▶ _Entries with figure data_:

----------------

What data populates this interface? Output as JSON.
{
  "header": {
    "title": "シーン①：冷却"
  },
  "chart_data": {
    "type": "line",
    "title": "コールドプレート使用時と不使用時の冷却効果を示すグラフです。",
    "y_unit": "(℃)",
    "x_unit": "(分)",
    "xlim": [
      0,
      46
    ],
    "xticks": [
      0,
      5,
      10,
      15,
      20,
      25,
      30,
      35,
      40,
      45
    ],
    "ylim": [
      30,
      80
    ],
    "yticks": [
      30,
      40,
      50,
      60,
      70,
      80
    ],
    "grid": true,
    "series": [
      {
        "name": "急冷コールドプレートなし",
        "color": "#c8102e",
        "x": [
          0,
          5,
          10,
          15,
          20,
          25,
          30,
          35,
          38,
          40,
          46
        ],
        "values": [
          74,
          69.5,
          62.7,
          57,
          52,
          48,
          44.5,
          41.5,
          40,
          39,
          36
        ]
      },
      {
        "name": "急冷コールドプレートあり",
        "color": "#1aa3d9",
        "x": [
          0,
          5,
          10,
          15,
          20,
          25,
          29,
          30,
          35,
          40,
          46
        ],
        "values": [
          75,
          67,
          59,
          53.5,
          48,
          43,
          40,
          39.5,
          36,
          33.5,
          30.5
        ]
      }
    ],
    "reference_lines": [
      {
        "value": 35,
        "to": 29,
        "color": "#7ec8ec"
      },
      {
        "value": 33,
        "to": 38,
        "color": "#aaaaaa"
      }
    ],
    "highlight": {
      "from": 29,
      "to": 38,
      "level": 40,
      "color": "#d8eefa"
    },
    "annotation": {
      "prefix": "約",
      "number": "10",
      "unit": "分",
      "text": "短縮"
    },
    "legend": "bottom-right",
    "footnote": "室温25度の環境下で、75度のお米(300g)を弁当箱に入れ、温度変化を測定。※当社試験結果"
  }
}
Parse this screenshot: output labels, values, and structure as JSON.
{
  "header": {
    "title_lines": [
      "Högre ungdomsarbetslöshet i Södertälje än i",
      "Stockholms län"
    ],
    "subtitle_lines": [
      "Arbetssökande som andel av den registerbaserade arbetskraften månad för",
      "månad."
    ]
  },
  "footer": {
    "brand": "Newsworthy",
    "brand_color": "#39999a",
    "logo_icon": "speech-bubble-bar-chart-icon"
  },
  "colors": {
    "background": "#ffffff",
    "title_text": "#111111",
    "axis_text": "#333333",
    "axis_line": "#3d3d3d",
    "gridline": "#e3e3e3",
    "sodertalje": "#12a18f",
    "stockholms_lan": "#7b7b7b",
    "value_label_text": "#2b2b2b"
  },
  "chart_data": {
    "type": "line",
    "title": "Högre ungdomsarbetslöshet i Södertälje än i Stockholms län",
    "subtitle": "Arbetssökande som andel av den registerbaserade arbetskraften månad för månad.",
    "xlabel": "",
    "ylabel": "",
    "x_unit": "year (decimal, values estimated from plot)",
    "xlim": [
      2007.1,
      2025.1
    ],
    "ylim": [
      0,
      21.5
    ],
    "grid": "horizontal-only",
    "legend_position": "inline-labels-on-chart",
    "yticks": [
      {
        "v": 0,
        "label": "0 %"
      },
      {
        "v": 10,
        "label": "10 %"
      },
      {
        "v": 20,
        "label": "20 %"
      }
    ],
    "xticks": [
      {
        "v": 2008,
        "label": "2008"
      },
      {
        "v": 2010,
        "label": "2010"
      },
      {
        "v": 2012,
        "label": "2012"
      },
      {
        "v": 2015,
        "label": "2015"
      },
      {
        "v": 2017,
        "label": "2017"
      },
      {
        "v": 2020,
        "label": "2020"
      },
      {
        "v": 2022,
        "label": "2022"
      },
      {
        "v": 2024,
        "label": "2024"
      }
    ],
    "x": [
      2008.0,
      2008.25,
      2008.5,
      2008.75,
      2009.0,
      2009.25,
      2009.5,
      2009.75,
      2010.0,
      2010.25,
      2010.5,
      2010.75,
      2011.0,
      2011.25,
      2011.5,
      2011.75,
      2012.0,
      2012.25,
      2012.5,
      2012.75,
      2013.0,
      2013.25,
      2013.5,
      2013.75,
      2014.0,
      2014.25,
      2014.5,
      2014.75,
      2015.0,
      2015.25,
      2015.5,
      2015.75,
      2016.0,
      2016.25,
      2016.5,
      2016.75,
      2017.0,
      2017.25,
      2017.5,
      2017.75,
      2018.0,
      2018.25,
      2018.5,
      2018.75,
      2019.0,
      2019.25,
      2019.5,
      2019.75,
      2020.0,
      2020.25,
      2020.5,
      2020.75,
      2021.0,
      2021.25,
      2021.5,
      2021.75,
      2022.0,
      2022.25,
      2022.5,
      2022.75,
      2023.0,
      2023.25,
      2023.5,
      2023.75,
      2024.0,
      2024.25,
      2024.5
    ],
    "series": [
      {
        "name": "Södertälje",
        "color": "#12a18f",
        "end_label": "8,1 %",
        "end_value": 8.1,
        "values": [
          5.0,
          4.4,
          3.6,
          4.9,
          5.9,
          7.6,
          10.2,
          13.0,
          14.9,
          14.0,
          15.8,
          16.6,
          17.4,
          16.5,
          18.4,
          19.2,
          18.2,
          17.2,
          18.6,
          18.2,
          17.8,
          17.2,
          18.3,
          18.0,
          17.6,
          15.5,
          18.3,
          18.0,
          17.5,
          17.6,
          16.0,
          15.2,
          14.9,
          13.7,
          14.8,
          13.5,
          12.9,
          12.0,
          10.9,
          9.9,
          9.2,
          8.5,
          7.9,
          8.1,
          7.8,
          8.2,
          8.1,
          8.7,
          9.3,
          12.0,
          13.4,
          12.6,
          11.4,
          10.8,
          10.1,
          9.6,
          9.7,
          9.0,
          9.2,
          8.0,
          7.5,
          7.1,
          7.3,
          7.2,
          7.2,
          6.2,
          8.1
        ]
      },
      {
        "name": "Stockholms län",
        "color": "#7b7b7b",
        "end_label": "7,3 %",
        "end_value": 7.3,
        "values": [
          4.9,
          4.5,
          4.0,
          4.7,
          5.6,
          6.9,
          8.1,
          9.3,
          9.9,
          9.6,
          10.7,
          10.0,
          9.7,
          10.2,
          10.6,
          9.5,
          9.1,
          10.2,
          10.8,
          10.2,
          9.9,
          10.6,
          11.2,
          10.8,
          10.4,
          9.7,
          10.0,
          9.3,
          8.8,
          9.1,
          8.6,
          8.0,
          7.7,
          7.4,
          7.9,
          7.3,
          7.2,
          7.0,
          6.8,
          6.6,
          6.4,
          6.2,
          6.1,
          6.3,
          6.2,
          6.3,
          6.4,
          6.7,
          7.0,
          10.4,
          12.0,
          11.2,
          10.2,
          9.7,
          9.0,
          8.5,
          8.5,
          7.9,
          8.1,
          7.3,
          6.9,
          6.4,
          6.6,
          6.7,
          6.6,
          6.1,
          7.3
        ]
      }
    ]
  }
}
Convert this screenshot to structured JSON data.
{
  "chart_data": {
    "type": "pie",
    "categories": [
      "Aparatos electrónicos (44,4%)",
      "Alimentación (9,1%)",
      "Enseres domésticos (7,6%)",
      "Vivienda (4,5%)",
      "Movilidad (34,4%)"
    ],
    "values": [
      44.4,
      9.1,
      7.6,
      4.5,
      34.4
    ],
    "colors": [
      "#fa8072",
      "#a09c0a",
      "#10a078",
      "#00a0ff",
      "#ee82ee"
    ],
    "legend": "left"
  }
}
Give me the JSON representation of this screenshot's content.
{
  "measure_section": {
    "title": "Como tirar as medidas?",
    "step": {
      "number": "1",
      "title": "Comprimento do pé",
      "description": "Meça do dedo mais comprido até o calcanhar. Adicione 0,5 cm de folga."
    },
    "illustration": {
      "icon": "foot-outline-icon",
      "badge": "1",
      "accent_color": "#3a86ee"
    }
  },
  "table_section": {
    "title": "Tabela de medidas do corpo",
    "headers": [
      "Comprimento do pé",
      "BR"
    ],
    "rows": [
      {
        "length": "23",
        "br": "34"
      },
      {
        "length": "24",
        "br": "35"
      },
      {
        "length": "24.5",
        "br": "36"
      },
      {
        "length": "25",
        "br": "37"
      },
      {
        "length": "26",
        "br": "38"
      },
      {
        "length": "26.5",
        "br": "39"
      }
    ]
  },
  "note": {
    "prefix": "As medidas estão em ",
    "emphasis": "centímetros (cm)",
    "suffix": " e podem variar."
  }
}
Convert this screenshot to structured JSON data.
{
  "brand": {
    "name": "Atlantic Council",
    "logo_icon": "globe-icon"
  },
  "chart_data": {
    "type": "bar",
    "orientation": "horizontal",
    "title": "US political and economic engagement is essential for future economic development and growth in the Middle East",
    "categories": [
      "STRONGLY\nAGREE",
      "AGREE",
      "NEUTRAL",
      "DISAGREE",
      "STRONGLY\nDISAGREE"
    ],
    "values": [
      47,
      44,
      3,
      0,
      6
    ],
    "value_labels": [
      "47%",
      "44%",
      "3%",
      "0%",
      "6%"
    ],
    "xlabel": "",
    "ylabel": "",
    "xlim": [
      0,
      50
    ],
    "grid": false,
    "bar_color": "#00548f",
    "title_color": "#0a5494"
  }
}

----------------

▶ _Exercise prompt_:
Your task is to collect every line above that contains the word "registerbaserade".

▶ _Exercise output_:
      "Arbetssökande som andel av den registerbaserade arbetskraften månad för",
    "subtitle": "Arbetssökande som andel av den registerbaserade arbetskraften månad för månad.",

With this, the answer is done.